• _AIM_
The listing beneath should be written out in full, exactly as shown.

• _RECORD EXCERPTS_
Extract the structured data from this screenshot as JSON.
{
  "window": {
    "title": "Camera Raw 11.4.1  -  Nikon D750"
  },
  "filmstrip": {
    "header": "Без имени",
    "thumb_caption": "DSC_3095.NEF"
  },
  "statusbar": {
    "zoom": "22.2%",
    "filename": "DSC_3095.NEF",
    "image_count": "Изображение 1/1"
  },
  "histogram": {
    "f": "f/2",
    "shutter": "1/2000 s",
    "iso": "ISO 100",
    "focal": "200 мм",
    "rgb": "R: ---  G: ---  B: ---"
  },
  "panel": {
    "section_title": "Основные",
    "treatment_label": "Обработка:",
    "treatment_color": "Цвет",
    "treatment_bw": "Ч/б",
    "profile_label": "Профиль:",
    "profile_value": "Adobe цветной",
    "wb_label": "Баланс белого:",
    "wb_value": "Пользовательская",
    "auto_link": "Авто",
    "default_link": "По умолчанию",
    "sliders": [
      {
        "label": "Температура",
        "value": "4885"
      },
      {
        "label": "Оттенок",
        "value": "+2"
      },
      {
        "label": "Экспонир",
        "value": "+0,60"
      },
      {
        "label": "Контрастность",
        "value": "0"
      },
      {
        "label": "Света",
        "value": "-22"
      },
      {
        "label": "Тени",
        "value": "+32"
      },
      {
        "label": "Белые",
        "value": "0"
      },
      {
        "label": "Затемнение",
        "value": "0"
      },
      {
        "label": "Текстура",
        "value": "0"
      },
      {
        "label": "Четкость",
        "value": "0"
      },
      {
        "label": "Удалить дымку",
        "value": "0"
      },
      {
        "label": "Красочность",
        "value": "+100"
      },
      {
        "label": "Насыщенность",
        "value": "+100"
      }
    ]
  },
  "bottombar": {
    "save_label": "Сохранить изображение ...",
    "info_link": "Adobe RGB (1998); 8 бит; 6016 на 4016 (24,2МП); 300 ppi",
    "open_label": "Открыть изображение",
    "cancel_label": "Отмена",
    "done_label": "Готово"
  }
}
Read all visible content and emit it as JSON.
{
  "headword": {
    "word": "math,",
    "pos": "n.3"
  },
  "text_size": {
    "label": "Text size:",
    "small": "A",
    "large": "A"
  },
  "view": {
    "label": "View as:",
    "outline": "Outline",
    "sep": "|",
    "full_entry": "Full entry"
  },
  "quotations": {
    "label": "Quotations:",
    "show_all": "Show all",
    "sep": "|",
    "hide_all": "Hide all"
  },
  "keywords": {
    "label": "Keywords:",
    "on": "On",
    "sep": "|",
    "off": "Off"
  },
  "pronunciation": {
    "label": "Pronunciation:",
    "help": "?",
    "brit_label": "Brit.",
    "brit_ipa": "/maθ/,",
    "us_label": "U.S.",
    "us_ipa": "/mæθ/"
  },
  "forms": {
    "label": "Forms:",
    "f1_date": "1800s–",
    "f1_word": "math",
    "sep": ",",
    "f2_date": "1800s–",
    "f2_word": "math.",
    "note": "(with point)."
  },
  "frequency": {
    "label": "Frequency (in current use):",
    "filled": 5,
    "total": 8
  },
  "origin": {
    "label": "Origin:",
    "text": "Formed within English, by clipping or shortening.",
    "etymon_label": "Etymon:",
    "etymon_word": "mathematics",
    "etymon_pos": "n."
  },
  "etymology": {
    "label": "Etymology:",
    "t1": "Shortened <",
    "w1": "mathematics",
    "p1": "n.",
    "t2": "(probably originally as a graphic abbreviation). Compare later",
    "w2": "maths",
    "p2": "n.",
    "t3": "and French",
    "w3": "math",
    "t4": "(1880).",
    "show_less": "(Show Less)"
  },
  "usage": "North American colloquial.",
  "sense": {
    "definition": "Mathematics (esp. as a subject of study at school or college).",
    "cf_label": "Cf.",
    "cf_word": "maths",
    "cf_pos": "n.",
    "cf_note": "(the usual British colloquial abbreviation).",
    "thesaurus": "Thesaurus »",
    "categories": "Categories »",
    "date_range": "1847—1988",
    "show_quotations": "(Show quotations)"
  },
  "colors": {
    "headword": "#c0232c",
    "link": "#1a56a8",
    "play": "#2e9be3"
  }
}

• _COMPLETE OUTPUT_
Extract the structured data from this screenshot as JSON.
{
  "window": {
    "title": "Camera Raw 11.4.1  -  Nikon D750"
  },
  "filmstrip": {
    "header": "Без имени",
    "thumb_caption": "DSC_3095.NEF"
  },
  "statusbar": {
    "zoom": "22.2%",
    "filename": "DSC_3095.NEF",
    "image_count": "Изображение 1/1"
  },
  "histogram": {
    "f": "f/2",
    "shutter": "1/2000 s",
    "iso": "ISO 100",
    "focal": "200 мм",
    "rgb": "R: ---  G: ---  B: ---"
  },
  "panel": {
    "section_title": "Основные",
    "treatment_label": "Обработка:",
    "treatment_color": "Цвет",
    "treatment_bw": "Ч/б",
    "profile_label": "Профиль:",
    "profile_value": "Adobe цветной",
    "wb_label": "Баланс белого:",
    "wb_value": "Пользовательская",
    "auto_link": "Авто",
    "default_link": "По умолчанию",
    "sliders": [
      {
        "label": "Температура",
        "value": "4885"
      },
      {
        "label": "Оттенок",
        "value": "+2"
      },
      {
        "label": "Экспонир",
        "value": "+0,60"
      },
      {
        "label": "Контрастность",
        "value": "0"
      },
      {
        "label": "Света",
        "value": "-22"
      },
      {
        "label": "Тени",
        "value": "+32"
      },
      {
        "label": "Белые",
        "value": "0"
      },
      {
        "label": "Затемнение",
        "value": "0"
      },
      {
        "label": "Текстура",
        "value": "0"
      },
      {
        "label": "Четкость",
        "value": "0"
      },
      {
        "label": "Удалить дымку",
        "value": "0"
      },
      {
        "label": "Красочность",
        "value": "+100"
      },
      {
        "label": "Насыщенность",
        "value": "+100"
      }
    ]
  },
  "bottombar": {
    "save_label": "Сохранить изображение ...",
    "info_link": "Adobe RGB (1998); 8 бит; 6016 на 4016 (24,2МП); 300 ppi",
    "open_label": "Открыть изображение",
    "cancel_label": "Отмена",
    "done_label": "Готово"
  }
}
Read all visible content and emit it as JSON.
{
  "headword": {
    "word": "math,",
    "pos": "n.3"
  },
  "text_size": {
    "label": "Text size:",
    "small": "A",
    "large": "A"
  },
  "view": {
    "label": "View as:",
    "outline": "Outline",
    "sep": "|",
    "full_entry": "Full entry"
  },
  "quotations": {
    "label": "Quotations:",
    "show_all": "Show all",
    "sep": "|",
    "hide_all": "Hide all"
  },
  "keywords": {
    "label": "Keywords:",
    "on": "On",
    "sep": "|",
    "off": "Off"
  },
  "pronunciation": {
    "label": "Pronunciation:",
    "help": "?",
    "brit_label": "Brit.",
    "brit_ipa": "/maθ/,",
    "us_label": "U.S.",
    "us_ipa": "/mæθ/"
  },
  "forms": {
    "label": "Forms:",
    "f1_date": "1800s–",
    "f1_word": "math",
    "sep": ",",
    "f2_date": "1800s–",
    "f2_word": "math.",
    "note": "(with point)."
  },
  "frequency": {
    "label": "Frequency (in current use):",
    "filled": 5,
    "total": 8
  },
  "origin": {
    "label": "Origin:",
    "text": "Formed within English, by clipping or shortening.",
    "etymon_label": "Etymon:",
    "etymon_word": "mathematics",
    "etymon_pos": "n."
  },
  "etymology": {
    "label": "Etymology:",
    "t1": "Shortened <",
    "w1": "mathematics",
    "p1": "n.",
    "t2": "(probably originally as a graphic abbreviation). Compare later",
    "w2": "maths",
    "p2": "n.",
    "t3": "and French",
    "w3": "math",
    "t4": "(1880).",
    "show_less": "(Show Less)"
  },
  "usage": "North American colloquial.",
  "sense": {
    "definition": "Mathematics (esp. as a subject of study at school or college).",
    "cf_label": "Cf.",
    "cf_word": "maths",
    "cf_pos": "n.",
    "cf_note": "(the usual British colloquial abbreviation).",
    "thesaurus": "Thesaurus »",
    "categories": "Categories »",
    "date_range": "1847—1988",
    "show_quotations": "(Show quotations)"
  },
  "colors": {
    "headword": "#c0232c",
    "link": "#1a56a8",
    "play": "#2e9be3"
  }
}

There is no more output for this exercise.